Reproduce the listing below, starting from its first line and going on through the line with "Text: Article Determination: Article". Keep every character unchanged and include nothing after that line.

Item position entries:
• • •

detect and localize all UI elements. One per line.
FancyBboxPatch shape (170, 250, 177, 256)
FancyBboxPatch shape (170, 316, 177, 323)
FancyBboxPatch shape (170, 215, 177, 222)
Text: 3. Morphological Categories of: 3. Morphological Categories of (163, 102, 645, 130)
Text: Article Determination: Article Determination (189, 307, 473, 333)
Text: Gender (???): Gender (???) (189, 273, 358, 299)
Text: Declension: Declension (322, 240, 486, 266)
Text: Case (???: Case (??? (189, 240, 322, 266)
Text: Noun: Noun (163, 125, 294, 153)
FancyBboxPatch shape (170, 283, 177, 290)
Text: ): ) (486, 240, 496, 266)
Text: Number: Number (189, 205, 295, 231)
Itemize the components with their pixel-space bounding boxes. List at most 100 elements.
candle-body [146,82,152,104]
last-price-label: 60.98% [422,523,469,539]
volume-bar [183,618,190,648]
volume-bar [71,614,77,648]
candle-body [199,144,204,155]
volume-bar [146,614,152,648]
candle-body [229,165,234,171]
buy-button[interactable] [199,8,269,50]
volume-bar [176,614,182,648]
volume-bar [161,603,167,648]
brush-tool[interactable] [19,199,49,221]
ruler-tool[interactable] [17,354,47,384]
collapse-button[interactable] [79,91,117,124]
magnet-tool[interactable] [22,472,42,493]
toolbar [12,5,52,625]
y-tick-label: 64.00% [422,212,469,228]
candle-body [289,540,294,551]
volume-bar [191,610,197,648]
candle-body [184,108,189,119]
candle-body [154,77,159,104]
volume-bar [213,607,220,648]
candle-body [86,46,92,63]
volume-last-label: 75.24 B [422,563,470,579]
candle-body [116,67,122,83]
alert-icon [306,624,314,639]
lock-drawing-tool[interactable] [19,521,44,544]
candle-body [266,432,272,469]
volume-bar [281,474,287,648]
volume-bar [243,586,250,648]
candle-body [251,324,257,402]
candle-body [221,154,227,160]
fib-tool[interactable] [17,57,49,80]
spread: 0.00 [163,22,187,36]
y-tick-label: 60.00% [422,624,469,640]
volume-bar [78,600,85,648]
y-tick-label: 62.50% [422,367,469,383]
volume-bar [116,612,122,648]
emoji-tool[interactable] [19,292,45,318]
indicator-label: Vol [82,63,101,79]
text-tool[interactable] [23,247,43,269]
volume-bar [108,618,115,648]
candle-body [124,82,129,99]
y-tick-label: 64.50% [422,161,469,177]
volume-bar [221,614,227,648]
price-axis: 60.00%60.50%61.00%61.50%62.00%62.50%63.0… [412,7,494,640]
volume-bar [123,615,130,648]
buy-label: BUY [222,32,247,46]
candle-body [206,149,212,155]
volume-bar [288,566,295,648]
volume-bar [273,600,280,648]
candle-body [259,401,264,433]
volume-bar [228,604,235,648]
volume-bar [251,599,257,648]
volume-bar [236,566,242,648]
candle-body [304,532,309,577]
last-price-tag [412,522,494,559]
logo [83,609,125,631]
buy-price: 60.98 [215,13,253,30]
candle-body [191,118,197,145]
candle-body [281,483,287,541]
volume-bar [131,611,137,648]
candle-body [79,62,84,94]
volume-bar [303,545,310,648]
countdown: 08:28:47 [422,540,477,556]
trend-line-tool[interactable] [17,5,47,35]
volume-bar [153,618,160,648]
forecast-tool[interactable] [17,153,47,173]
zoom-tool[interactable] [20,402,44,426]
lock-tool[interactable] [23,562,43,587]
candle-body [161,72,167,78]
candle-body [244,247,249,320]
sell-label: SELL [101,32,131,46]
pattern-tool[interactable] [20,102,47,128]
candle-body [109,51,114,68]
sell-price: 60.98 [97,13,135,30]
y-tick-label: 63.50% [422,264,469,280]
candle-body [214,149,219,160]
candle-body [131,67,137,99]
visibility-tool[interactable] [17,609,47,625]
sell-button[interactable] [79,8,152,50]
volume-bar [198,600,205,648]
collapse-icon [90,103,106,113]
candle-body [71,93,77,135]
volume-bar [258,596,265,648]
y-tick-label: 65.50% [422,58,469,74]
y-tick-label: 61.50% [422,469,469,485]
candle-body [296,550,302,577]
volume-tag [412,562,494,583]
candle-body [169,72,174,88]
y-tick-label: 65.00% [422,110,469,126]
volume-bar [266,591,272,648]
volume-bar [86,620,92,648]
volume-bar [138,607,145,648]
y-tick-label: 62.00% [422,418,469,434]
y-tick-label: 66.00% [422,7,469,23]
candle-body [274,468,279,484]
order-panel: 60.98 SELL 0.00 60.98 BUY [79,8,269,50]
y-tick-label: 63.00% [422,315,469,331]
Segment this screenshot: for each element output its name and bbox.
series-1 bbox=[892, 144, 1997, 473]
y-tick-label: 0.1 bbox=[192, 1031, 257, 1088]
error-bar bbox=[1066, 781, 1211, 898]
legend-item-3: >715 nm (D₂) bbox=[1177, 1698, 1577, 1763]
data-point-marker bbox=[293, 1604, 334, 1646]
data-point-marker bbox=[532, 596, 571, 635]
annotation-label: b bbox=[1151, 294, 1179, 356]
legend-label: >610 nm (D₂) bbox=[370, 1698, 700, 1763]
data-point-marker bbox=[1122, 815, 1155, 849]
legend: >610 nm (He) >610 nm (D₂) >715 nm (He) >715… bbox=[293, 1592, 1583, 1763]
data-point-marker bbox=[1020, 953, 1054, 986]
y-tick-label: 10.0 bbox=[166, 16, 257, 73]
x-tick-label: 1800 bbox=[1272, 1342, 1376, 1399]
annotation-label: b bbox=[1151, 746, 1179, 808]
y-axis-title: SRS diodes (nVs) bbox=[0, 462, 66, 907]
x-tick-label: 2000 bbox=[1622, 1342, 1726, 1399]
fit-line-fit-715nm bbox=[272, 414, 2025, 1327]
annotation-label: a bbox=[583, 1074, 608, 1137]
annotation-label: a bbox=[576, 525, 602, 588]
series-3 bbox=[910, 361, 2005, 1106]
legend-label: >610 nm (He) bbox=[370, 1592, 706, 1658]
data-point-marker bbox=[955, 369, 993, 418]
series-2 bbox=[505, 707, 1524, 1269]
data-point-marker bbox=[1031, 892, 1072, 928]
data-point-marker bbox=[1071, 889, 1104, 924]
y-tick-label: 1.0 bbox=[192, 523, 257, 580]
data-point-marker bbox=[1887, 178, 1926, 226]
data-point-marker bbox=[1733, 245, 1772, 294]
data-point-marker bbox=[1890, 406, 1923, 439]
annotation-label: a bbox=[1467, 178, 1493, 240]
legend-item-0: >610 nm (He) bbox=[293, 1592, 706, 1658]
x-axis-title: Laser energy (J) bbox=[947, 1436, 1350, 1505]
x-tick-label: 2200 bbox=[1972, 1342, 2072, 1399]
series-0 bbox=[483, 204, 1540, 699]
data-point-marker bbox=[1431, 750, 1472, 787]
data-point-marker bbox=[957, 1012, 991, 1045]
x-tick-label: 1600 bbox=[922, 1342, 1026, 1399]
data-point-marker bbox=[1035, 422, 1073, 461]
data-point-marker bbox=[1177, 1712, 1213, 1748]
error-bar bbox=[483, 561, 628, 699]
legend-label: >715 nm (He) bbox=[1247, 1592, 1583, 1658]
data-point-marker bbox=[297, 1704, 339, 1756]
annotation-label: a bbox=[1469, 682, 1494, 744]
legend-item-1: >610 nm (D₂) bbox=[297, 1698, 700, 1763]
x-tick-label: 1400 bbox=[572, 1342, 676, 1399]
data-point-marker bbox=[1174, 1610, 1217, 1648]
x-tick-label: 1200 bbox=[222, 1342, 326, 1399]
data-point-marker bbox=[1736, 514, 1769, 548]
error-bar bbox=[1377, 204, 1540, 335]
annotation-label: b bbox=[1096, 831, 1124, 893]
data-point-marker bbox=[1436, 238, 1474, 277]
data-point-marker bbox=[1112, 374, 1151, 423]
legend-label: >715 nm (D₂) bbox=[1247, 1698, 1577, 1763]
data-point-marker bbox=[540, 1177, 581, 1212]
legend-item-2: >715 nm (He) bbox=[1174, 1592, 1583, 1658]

• • •

EXERCISE RESPONSE:
detect and localize all UI elements. One per line.
FancyBboxPatch shape (170, 250, 177, 256)
FancyBboxPatch shape (170, 316, 177, 323)
FancyBboxPatch shape (170, 215, 177, 222)
Text: 3. Morphological Categories of: 3. Morphological Categories of (163, 102, 645, 130)
Text: Article Determination: Article Determination (189, 307, 473, 333)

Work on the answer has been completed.